**Objective:**
Write every entry out again exactly, please, and skip the pictures.

((

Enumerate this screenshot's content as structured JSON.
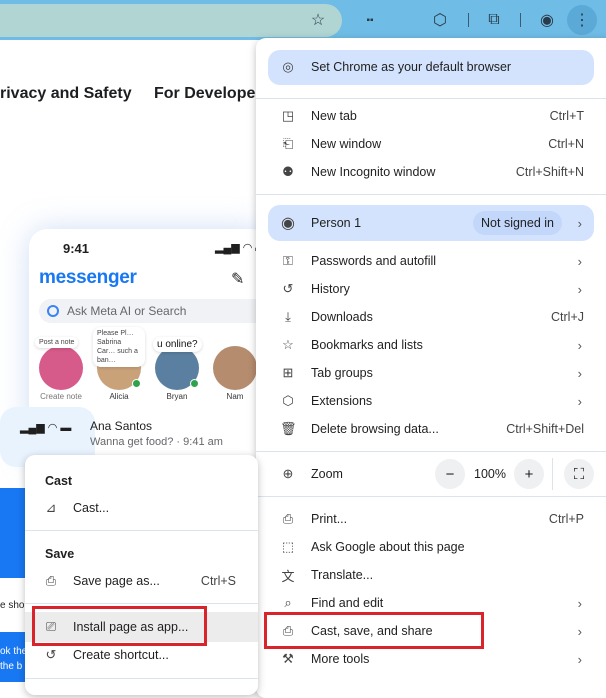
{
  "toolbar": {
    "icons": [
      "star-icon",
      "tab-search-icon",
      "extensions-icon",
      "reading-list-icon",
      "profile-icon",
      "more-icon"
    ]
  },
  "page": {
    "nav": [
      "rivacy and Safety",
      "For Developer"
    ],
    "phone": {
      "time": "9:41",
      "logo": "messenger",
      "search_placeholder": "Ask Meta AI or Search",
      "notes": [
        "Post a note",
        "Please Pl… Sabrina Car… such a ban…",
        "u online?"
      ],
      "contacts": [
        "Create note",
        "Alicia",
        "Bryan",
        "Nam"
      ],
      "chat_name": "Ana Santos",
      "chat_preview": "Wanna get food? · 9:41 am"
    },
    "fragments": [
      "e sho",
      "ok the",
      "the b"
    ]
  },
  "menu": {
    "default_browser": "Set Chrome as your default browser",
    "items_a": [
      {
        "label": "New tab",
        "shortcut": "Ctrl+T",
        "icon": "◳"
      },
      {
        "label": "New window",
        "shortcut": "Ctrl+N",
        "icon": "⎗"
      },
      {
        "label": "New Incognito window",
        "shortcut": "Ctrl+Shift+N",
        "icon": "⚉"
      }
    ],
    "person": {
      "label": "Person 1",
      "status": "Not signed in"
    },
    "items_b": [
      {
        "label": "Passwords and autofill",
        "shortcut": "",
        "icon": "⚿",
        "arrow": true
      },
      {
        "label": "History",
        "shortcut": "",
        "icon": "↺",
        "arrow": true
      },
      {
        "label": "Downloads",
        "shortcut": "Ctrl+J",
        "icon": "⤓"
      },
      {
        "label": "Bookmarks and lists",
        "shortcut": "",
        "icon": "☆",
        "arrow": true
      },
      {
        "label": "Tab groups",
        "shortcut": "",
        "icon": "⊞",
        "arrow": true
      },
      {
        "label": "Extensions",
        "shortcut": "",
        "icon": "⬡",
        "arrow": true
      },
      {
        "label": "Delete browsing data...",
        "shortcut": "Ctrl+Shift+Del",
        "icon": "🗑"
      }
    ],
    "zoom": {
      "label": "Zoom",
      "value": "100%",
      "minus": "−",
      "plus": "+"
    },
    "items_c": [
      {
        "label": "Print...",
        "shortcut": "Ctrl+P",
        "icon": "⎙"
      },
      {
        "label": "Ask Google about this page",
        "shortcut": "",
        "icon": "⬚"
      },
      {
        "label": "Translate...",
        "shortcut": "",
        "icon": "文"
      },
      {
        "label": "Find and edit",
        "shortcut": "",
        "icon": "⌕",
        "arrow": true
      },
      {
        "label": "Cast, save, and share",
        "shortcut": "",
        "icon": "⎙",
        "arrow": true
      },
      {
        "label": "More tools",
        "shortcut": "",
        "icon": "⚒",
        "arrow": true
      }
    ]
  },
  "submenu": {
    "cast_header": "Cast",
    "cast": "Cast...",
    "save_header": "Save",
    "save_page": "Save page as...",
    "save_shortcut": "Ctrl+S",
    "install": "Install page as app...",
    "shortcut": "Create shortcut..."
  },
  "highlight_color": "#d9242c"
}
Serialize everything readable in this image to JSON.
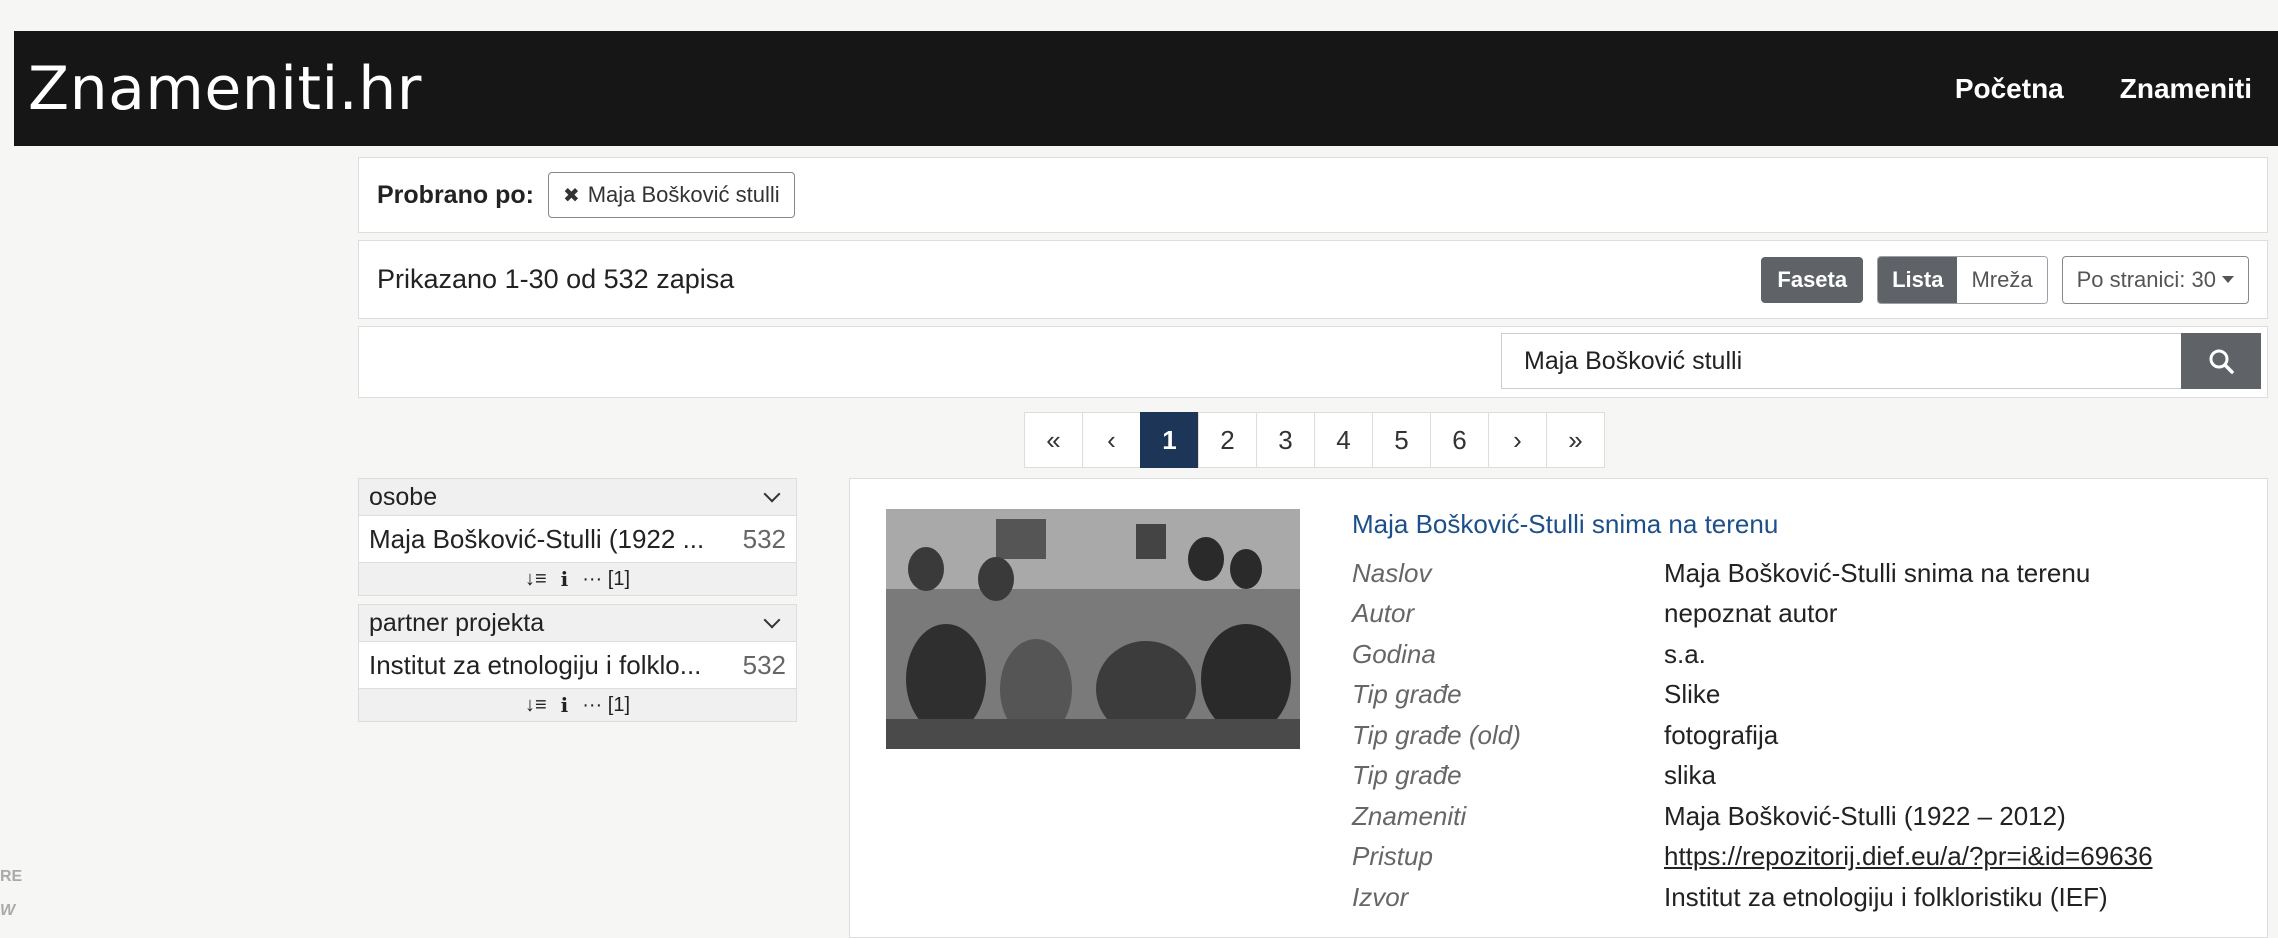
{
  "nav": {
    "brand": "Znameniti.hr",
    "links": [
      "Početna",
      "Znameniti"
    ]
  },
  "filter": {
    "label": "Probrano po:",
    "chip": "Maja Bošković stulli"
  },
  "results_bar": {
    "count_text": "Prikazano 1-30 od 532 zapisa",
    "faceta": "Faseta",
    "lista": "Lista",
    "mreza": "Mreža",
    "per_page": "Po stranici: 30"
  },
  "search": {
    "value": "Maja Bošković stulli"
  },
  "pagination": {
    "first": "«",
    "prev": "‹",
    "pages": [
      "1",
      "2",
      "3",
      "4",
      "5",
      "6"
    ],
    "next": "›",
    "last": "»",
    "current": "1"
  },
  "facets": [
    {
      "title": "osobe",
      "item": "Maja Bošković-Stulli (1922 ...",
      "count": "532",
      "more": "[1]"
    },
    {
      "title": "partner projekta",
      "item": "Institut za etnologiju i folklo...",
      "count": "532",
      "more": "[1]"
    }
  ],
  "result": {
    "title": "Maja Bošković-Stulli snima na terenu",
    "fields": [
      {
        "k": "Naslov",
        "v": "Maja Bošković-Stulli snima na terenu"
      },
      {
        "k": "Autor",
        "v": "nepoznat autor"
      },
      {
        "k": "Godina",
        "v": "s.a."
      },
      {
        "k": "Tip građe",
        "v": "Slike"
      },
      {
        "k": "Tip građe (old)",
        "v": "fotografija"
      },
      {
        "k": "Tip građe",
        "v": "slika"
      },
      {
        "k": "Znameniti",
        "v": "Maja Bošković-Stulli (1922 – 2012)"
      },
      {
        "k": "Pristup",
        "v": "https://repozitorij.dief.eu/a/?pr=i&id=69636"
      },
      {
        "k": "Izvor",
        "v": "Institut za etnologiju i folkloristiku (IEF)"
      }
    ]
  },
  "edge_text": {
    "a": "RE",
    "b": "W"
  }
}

))

**Answer for this exercise:**
Enumerate this screenshot's content as structured JSON.
{
  "toolbar": {
    "icons": [
      "star-icon",
      "tab-search-icon",
      "extensions-icon",
      "reading-list-icon",
      "profile-icon",
      "more-icon"
    ]
  },
  "page": {
    "nav": [
      "rivacy and Safety",
      "For Developer"
    ],
    "phone": {
      "time": "9:41",
      "logo": "messenger",
      "search_placeholder": "Ask Meta AI or Search",
      "notes": [
        "Post a note",
        "Please Pl… Sabrina Car… such a ban…",
        "u online?"
      ],
      "contacts": [
        "Create note",
        "Alicia",
        "Bryan",
        "Nam"
      ],
      "chat_name": "Ana Santos",
      "chat_preview": "Wanna get food? · 9:41 am"
    },
    "fragments": [
      "e sho",
      "ok the",
      "the b"
    ]
  },
  "menu": {
    "default_browser": "Set Chrome as your default browser",
    "items_a": [
      {
        "label": "New tab",
        "shortcut": "Ctrl+T",
        "icon": "◳"
      },
      {
        "label": "New window",
        "shortcut": "Ctrl+N",
        "icon": "⎗"
      },
      {
        "label": "New Incognito window",
        "shortcut": "Ctrl+Shift+N",
        "icon": "⚉"
      }
    ],
    "person": {
      "label": "Person 1",
      "status": "Not signed in"
    },
    "items_b": [
      {
        "label": "Passwords and autofill",
        "shortcut": "",
        "icon": "⚿",
        "arrow": true
      },
      {
        "label": "History",
        "shortcut": "",
        "icon": "↺",
        "arrow": true
      },
      {
        "label": "Downloads",
        "shortcut": "Ctrl+J",
        "icon": "⤓"
      },
      {
        "label": "Bookmarks and lists",
        "shortcut": "",
        "icon": "☆",
        "arrow": true
      },
      {
        "label": "Tab groups",
        "shortcut": "",
        "icon": "⊞",
        "arrow": true
      },
      {
        "label": "Extensions",
        "shortcut": "",
        "icon": "⬡",
        "arrow": true
      },
      {
        "label": "Delete browsing data...",
        "shortcut": "Ctrl+Shift+Del",
        "icon": "🗑"
      }
    ],
    "zoom": {
      "label": "Zoom",
      "value": "100%",
      "minus": "−",
      "plus": "+"
    },
    "items_c": [
      {
        "label": "Print...",
        "shortcut": "Ctrl+P",
        "icon": "⎙"
      },
      {
        "label": "Ask Google about this page",
        "shortcut": "",
        "icon": "⬚"
      },
      {
        "label": "Translate...",
        "shortcut": "",
        "icon": "文"
      },
      {
        "label": "Find and edit",
        "shortcut": "",
        "icon": "⌕",
        "arrow": true
      },
      {
        "label": "Cast, save, and share",
        "shortcut": "",
        "icon": "⎙",
        "arrow": true
      },
      {
        "label": "More tools",
        "shortcut": "",
        "icon": "⚒",
        "arrow": true
      }
    ]
  },
  "submenu": {
    "cast_header": "Cast",
    "cast": "Cast...",
    "save_header": "Save",
    "save_page": "Save page as...",
    "save_shortcut": "Ctrl+S",
    "install": "Install page as app...",
    "shortcut": "Create shortcut..."
  },
  "highlight_color": "#d9242c"
}
Serialize everything readable in this image to JSON.
{
  "nav": {
    "brand": "Znameniti.hr",
    "links": [
      "Početna",
      "Znameniti"
    ]
  },
  "filter": {
    "label": "Probrano po:",
    "chip": "Maja Bošković stulli"
  },
  "results_bar": {
    "count_text": "Prikazano 1-30 od 532 zapisa",
    "faceta": "Faseta",
    "lista": "Lista",
    "mreza": "Mreža",
    "per_page": "Po stranici: 30"
  },
  "search": {
    "value": "Maja Bošković stulli"
  },
  "pagination": {
    "first": "«",
    "prev": "‹",
    "pages": [
      "1",
      "2",
      "3",
      "4",
      "5",
      "6"
    ],
    "next": "›",
    "last": "»",
    "current": "1"
  },
  "facets": [
    {
      "title": "osobe",
      "item": "Maja Bošković-Stulli (1922 ...",
      "count": "532",
      "more": "[1]"
    },
    {
      "title": "partner projekta",
      "item": "Institut za etnologiju i folklo...",
      "count": "532",
      "more": "[1]"
    }
  ],
  "result": {
    "title": "Maja Bošković-Stulli snima na terenu",
    "fields": [
      {
        "k": "Naslov",
        "v": "Maja Bošković-Stulli snima na terenu"
      },
      {
        "k": "Autor",
        "v": "nepoznat autor"
      },
      {
        "k": "Godina",
        "v": "s.a."
      },
      {
        "k": "Tip građe",
        "v": "Slike"
      },
      {
        "k": "Tip građe (old)",
        "v": "fotografija"
      },
      {
        "k": "Tip građe",
        "v": "slika"
      },
      {
        "k": "Znameniti",
        "v": "Maja Bošković-Stulli (1922 – 2012)"
      },
      {
        "k": "Pristup",
        "v": "https://repozitorij.dief.eu/a/?pr=i&id=69636"
      },
      {
        "k": "Izvor",
        "v": "Institut za etnologiju i folkloristiku (IEF)"
      }
    ]
  },
  "edge_text": {
    "a": "RE",
    "b": "W"
  }
}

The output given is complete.